| Stored data |
— Start —
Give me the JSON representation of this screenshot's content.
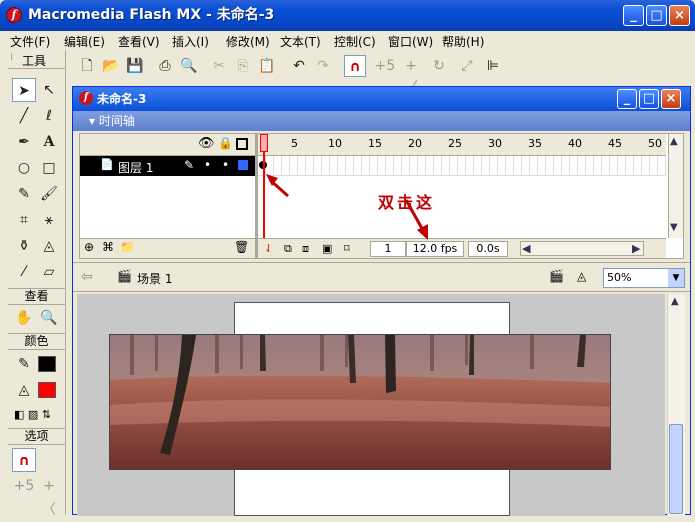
{
  "app": {
    "title": "Macromedia Flash MX - 未命名-3",
    "logo_letter": "f",
    "controls": {
      "minimize": "_",
      "maximize": "□",
      "close": "×"
    }
  },
  "menu": [
    "文件(F)",
    "编辑(E)",
    "查看(V)",
    "插入(I)",
    "修改(M)",
    "文本(T)",
    "控制(C)",
    "窗口(W)",
    "帮助(H)"
  ],
  "tools": {
    "title": "工具",
    "items": [
      "arrow-icon",
      "subselect-icon",
      "line-icon",
      "lasso-icon",
      "pen-icon",
      "text-icon",
      "oval-icon",
      "rect-icon",
      "pencil-icon",
      "brush-icon",
      "free-transform-icon",
      "fill-transform-icon",
      "ink-bottle-icon",
      "paint-bucket-icon",
      "eyedropper-icon",
      "eraser-icon"
    ],
    "view_label": "查看",
    "color_label": "颜色",
    "options_label": "选项",
    "stroke_color": "#000000",
    "fill_color": "#ff0000"
  },
  "toolbar": [
    "new-icon",
    "open-icon",
    "save-icon",
    "print-icon",
    "print-preview-icon",
    "cut-icon",
    "copy-icon",
    "paste-icon",
    "undo-icon",
    "redo-icon",
    "snap-magnet-icon",
    "smooth-icon",
    "straighten-icon",
    "rotate-icon",
    "scale-icon",
    "align-icon"
  ],
  "document": {
    "title": "未命名-3",
    "timeline_label": "▾ 时间轴",
    "ruler": [
      "1",
      "5",
      "10",
      "15",
      "20",
      "25",
      "30",
      "35",
      "40",
      "45",
      "50"
    ],
    "layer_name": "图层 1",
    "current_frame": "1",
    "fps": "12.0 fps",
    "elapsed": "0.0s",
    "scene": "场景 1",
    "zoom": "50%"
  },
  "annotation": "双击这",
  "accent_colors": {
    "title_blue": "#0a4fd6",
    "annotation_red": "#c00000",
    "playhead": "#ff0000"
  }
}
— End —
| GIVEN REQUEST |
Extract the full listing above verbatim; pictures are to be left out of the copy.

| FINAL ANSWER |
Give me the JSON representation of this screenshot's content.
{
  "app": {
    "title": "Macromedia Flash MX - 未命名-3",
    "logo_letter": "f",
    "controls": {
      "minimize": "_",
      "maximize": "□",
      "close": "×"
    }
  },
  "menu": [
    "文件(F)",
    "编辑(E)",
    "查看(V)",
    "插入(I)",
    "修改(M)",
    "文本(T)",
    "控制(C)",
    "窗口(W)",
    "帮助(H)"
  ],
  "tools": {
    "title": "工具",
    "items": [
      "arrow-icon",
      "subselect-icon",
      "line-icon",
      "lasso-icon",
      "pen-icon",
      "text-icon",
      "oval-icon",
      "rect-icon",
      "pencil-icon",
      "brush-icon",
      "free-transform-icon",
      "fill-transform-icon",
      "ink-bottle-icon",
      "paint-bucket-icon",
      "eyedropper-icon",
      "eraser-icon"
    ],
    "view_label": "查看",
    "color_label": "颜色",
    "options_label": "选项",
    "stroke_color": "#000000",
    "fill_color": "#ff0000"
  },
  "toolbar": [
    "new-icon",
    "open-icon",
    "save-icon",
    "print-icon",
    "print-preview-icon",
    "cut-icon",
    "copy-icon",
    "paste-icon",
    "undo-icon",
    "redo-icon",
    "snap-magnet-icon",
    "smooth-icon",
    "straighten-icon",
    "rotate-icon",
    "scale-icon",
    "align-icon"
  ],
  "document": {
    "title": "未命名-3",
    "timeline_label": "▾ 时间轴",
    "ruler": [
      "1",
      "5",
      "10",
      "15",
      "20",
      "25",
      "30",
      "35",
      "40",
      "45",
      "50"
    ],
    "layer_name": "图层 1",
    "current_frame": "1",
    "fps": "12.0 fps",
    "elapsed": "0.0s",
    "scene": "场景 1",
    "zoom": "50%"
  },
  "annotation": "双击这",
  "accent_colors": {
    "title_blue": "#0a4fd6",
    "annotation_red": "#c00000",
    "playhead": "#ff0000"
  }
}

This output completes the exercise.